## What is expected
Could you output each line of the data that follows exactly?

(Records from a collection)

--------------------------------

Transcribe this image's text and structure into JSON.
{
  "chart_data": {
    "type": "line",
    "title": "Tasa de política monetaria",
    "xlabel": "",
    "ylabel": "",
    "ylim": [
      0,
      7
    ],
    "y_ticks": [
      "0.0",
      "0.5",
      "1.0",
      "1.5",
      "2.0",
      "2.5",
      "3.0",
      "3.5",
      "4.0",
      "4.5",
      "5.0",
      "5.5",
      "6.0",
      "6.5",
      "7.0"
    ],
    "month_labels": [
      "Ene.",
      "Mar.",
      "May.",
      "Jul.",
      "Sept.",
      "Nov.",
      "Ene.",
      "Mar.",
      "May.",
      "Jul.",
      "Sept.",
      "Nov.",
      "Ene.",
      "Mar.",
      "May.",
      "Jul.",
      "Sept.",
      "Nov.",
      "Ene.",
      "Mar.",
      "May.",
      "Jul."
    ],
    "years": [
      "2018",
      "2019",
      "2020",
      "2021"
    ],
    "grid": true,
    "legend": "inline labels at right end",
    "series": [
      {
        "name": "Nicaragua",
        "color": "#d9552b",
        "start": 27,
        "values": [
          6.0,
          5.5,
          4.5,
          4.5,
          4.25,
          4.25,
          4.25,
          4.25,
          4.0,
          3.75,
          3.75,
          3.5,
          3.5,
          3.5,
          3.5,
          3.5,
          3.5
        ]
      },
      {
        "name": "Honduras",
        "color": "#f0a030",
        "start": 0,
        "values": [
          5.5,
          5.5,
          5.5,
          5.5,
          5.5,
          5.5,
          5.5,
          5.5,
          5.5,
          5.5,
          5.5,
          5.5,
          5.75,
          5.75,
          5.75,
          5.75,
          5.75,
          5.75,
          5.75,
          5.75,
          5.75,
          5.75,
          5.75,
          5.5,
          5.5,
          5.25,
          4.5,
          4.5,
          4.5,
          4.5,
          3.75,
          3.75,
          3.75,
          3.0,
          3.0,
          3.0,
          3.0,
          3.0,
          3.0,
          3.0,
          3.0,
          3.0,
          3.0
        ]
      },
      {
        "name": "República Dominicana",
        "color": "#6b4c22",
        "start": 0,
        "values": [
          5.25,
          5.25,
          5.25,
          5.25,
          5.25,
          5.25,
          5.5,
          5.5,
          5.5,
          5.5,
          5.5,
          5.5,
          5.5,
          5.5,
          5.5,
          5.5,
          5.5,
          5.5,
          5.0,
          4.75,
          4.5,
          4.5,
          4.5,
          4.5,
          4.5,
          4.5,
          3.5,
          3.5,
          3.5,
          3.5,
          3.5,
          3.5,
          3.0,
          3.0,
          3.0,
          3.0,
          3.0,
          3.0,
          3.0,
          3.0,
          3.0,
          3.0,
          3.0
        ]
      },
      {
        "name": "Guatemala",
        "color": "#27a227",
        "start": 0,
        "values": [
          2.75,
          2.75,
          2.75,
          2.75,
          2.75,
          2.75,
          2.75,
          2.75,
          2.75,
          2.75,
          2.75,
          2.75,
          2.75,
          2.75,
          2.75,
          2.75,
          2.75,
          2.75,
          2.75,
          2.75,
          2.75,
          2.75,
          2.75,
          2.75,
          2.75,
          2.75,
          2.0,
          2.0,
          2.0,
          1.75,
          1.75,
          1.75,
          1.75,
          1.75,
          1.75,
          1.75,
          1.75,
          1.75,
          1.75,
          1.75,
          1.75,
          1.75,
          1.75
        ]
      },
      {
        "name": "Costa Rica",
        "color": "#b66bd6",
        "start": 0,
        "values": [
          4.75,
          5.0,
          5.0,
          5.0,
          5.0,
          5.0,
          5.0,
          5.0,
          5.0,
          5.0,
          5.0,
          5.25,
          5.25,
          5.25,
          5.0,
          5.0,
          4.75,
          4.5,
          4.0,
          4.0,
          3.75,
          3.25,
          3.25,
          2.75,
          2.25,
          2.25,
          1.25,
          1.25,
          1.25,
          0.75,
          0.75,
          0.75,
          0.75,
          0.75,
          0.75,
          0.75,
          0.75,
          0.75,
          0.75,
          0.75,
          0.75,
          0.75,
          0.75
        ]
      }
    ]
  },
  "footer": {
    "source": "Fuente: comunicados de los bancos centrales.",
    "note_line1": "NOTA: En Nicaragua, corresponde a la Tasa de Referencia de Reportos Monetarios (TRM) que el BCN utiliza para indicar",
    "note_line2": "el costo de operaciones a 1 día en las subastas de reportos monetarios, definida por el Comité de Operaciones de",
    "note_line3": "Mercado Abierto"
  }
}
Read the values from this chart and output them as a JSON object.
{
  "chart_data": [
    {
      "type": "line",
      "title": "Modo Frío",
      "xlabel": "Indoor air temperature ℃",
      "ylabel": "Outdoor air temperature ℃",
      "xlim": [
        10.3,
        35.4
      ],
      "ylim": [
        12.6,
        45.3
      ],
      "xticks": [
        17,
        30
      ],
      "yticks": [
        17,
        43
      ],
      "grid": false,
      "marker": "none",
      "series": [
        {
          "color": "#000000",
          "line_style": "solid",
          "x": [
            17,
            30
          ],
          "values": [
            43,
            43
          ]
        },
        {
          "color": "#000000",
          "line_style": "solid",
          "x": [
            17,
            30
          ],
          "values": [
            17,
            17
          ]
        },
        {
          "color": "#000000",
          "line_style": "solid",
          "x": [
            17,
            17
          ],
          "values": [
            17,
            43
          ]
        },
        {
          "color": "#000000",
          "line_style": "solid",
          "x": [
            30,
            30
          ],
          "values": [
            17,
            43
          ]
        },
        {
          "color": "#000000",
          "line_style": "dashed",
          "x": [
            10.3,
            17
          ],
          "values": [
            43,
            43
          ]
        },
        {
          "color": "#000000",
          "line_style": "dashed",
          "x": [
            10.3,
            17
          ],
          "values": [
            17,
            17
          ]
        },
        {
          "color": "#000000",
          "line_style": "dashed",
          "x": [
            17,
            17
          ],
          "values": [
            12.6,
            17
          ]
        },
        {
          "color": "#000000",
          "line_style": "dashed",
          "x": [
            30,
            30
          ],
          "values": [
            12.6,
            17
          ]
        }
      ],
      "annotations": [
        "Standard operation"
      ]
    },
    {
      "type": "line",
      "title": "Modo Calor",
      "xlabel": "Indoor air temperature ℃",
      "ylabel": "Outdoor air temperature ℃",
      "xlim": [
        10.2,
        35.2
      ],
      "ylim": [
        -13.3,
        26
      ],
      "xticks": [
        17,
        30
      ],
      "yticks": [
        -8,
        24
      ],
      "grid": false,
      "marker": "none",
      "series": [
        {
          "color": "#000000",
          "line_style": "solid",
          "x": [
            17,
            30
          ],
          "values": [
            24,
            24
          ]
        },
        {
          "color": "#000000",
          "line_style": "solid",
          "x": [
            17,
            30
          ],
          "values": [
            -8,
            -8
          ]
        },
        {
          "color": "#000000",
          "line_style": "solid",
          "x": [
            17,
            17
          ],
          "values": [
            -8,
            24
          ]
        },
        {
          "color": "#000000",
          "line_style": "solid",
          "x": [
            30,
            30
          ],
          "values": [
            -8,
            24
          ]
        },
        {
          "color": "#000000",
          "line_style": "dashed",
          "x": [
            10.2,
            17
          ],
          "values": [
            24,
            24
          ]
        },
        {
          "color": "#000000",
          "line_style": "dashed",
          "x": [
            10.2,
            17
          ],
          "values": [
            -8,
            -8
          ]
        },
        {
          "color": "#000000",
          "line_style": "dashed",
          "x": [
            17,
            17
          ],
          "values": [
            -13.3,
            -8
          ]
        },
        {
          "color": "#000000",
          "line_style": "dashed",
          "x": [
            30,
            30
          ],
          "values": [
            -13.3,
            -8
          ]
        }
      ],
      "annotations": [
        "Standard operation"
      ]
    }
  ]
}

--------------------------------

## Finished task
Transcribe this image's text and structure into JSON.
{
  "chart_data": {
    "type": "line",
    "title": "Tasa de política monetaria",
    "xlabel": "",
    "ylabel": "",
    "ylim": [
      0,
      7
    ],
    "y_ticks": [
      "0.0",
      "0.5",
      "1.0",
      "1.5",
      "2.0",
      "2.5",
      "3.0",
      "3.5",
      "4.0",
      "4.5",
      "5.0",
      "5.5",
      "6.0",
      "6.5",
      "7.0"
    ],
    "month_labels": [
      "Ene.",
      "Mar.",
      "May.",
      "Jul.",
      "Sept.",
      "Nov.",
      "Ene.",
      "Mar.",
      "May.",
      "Jul.",
      "Sept.",
      "Nov.",
      "Ene.",
      "Mar.",
      "May.",
      "Jul.",
      "Sept.",
      "Nov.",
      "Ene.",
      "Mar.",
      "May.",
      "Jul."
    ],
    "years": [
      "2018",
      "2019",
      "2020",
      "2021"
    ],
    "grid": true,
    "legend": "inline labels at right end",
    "series": [
      {
        "name": "Nicaragua",
        "color": "#d9552b",
        "start": 27,
        "values": [
          6.0,
          5.5,
          4.5,
          4.5,
          4.25,
          4.25,
          4.25,
          4.25,
          4.0,
          3.75,
          3.75,
          3.5,
          3.5,
          3.5,
          3.5,
          3.5,
          3.5
        ]
      },
      {
        "name": "Honduras",
        "color": "#f0a030",
        "start": 0,
        "values": [
          5.5,
          5.5,
          5.5,
          5.5,
          5.5,
          5.5,
          5.5,
          5.5,
          5.5,
          5.5,
          5.5,
          5.5,
          5.75,
          5.75,
          5.75,
          5.75,
          5.75,
          5.75,
          5.75,
          5.75,
          5.75,
          5.75,
          5.75,
          5.5,
          5.5,
          5.25,
          4.5,
          4.5,
          4.5,
          4.5,
          3.75,
          3.75,
          3.75,
          3.0,
          3.0,
          3.0,
          3.0,
          3.0,
          3.0,
          3.0,
          3.0,
          3.0,
          3.0
        ]
      },
      {
        "name": "República Dominicana",
        "color": "#6b4c22",
        "start": 0,
        "values": [
          5.25,
          5.25,
          5.25,
          5.25,
          5.25,
          5.25,
          5.5,
          5.5,
          5.5,
          5.5,
          5.5,
          5.5,
          5.5,
          5.5,
          5.5,
          5.5,
          5.5,
          5.5,
          5.0,
          4.75,
          4.5,
          4.5,
          4.5,
          4.5,
          4.5,
          4.5,
          3.5,
          3.5,
          3.5,
          3.5,
          3.5,
          3.5,
          3.0,
          3.0,
          3.0,
          3.0,
          3.0,
          3.0,
          3.0,
          3.0,
          3.0,
          3.0,
          3.0
        ]
      },
      {
        "name": "Guatemala",
        "color": "#27a227",
        "start": 0,
        "values": [
          2.75,
          2.75,
          2.75,
          2.75,
          2.75,
          2.75,
          2.75,
          2.75,
          2.75,
          2.75,
          2.75,
          2.75,
          2.75,
          2.75,
          2.75,
          2.75,
          2.75,
          2.75,
          2.75,
          2.75,
          2.75,
          2.75,
          2.75,
          2.75,
          2.75,
          2.75,
          2.0,
          2.0,
          2.0,
          1.75,
          1.75,
          1.75,
          1.75,
          1.75,
          1.75,
          1.75,
          1.75,
          1.75,
          1.75,
          1.75,
          1.75,
          1.75,
          1.75
        ]
      },
      {
        "name": "Costa Rica",
        "color": "#b66bd6",
        "start": 0,
        "values": [
          4.75,
          5.0,
          5.0,
          5.0,
          5.0,
          5.0,
          5.0,
          5.0,
          5.0,
          5.0,
          5.0,
          5.25,
          5.25,
          5.25,
          5.0,
          5.0,
          4.75,
          4.5,
          4.0,
          4.0,
          3.75,
          3.25,
          3.25,
          2.75,
          2.25,
          2.25,
          1.25,
          1.25,
          1.25,
          0.75,
          0.75,
          0.75,
          0.75,
          0.75,
          0.75,
          0.75,
          0.75,
          0.75,
          0.75,
          0.75,
          0.75,
          0.75,
          0.75
        ]
      }
    ]
  },
  "footer": {
    "source": "Fuente: comunicados de los bancos centrales.",
    "note_line1": "NOTA: En Nicaragua, corresponde a la Tasa de Referencia de Reportos Monetarios (TRM) que el BCN utiliza para indicar",
    "note_line2": "el costo de operaciones a 1 día en las subastas de reportos monetarios, definida por el Comité de Operaciones de",
    "note_line3": "Mercado Abierto"
  }
}
Read the values from this chart and output them as a JSON object.
{
  "chart_data": [
    {
      "type": "line",
      "title": "Modo Frío",
      "xlabel": "Indoor air temperature ℃",
      "ylabel": "Outdoor air temperature ℃",
      "xlim": [
        10.3,
        35.4
      ],
      "ylim": [
        12.6,
        45.3
      ],
      "xticks": [
        17,
        30
      ],
      "yticks": [
        17,
        43
      ],
      "grid": false,
      "marker": "none",
      "series": [
        {
          "color": "#000000",
          "line_style": "solid",
          "x": [
            17,
            30
          ],
          "values": [
            43,
            43
          ]
        },
        {
          "color": "#000000",
          "line_style": "solid",
          "x": [
            17,
            30
          ],
          "values": [
            17,
            17
          ]
        },
        {
          "color": "#000000",
          "line_style": "solid",
          "x": [
            17,
            17
          ],
          "values": [
            17,
            43
          ]
        },
        {
          "color": "#000000",
          "line_style": "solid",
          "x": [
            30,
            30
          ],
          "values": [
            17,
            43
          ]
        },
        {
          "color": "#000000",
          "line_style": "dashed",
          "x": [
            10.3,
            17
          ],
          "values": [
            43,
            43
          ]
        },
        {
          "color": "#000000",
          "line_style": "dashed",
          "x": [
            10.3,
            17
          ],
          "values": [
            17,
            17
          ]
        },
        {
          "color": "#000000",
          "line_style": "dashed",
          "x": [
            17,
            17
          ],
          "values": [
            12.6,
            17
          ]
        },
        {
          "color": "#000000",
          "line_style": "dashed",
          "x": [
            30,
            30
          ],
          "values": [
            12.6,
            17
          ]
        }
      ],
      "annotations": [
        "Standard operation"
      ]
    },
    {
      "type": "line",
      "title": "Modo Calor",
      "xlabel": "Indoor air temperature ℃",
      "ylabel": "Outdoor air temperature ℃",
      "xlim": [
        10.2,
        35.2
      ],
      "ylim": [
        -13.3,
        26
      ],
      "xticks": [
        17,
        30
      ],
      "yticks": [
        -8,
        24
      ],
      "grid": false,
      "marker": "none",
      "series": [
        {
          "color": "#000000",
          "line_style": "solid",
          "x": [
            17,
            30
          ],
          "values": [
            24,
            24
          ]
        },
        {
          "color": "#000000",
          "line_style": "solid",
          "x": [
            17,
            30
          ],
          "values": [
            -8,
            -8
          ]
        },
        {
          "color": "#000000",
          "line_style": "solid",
          "x": [
            17,
            17
          ],
          "values": [
            -8,
            24
          ]
        },
        {
          "color": "#000000",
          "line_style": "solid",
          "x": [
            30,
            30
          ],
          "values": [
            -8,
            24
          ]
        },
        {
          "color": "#000000",
          "line_style": "dashed",
          "x": [
            10.2,
            17
          ],
          "values": [
            24,
            24
          ]
        },
        {
          "color": "#000000",
          "line_style": "dashed",
          "x": [
            10.2,
            17
          ],
          "values": [
            -8,
            -8
          ]
        },
        {
          "color": "#000000",
          "line_style": "dashed",
          "x": [
            17,
            17
          ],
          "values": [
            -13.3,
            -8
          ]
        },
        {
          "color": "#000000",
          "line_style": "dashed",
          "x": [
            30,
            30
          ],
          "values": [
            -13.3,
            -8
          ]
        }
      ],
      "annotations": [
        "Standard operation"
      ]
    }
  ]
}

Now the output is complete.